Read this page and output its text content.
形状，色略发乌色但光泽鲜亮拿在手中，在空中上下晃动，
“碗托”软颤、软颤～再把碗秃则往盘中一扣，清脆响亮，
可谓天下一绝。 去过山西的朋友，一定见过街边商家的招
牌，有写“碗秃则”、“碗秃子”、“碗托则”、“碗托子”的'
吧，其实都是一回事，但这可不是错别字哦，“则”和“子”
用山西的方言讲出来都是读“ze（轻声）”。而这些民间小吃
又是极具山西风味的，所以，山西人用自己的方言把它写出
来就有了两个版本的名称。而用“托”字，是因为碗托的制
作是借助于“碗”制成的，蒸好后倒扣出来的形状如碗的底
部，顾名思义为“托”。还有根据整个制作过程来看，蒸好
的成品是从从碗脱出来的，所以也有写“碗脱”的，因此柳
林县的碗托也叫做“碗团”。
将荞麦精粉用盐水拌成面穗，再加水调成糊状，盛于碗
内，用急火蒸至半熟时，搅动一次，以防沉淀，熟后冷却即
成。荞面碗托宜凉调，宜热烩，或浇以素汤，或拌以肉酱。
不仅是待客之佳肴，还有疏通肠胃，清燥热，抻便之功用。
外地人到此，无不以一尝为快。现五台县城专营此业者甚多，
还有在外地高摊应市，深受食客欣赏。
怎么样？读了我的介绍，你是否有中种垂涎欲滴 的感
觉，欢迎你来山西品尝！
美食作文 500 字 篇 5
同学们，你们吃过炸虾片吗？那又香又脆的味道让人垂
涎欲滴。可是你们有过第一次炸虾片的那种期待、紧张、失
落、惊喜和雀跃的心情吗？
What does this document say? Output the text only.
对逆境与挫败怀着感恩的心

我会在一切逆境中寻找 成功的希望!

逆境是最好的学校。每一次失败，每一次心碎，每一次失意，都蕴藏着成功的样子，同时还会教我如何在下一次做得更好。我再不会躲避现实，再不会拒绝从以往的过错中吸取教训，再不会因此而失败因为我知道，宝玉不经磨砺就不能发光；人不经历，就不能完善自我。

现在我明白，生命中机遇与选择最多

To do - Locate each line with the word "this" and copy it.

The completed task -
Read this page and output its text content.
What does this document say? Output the text only.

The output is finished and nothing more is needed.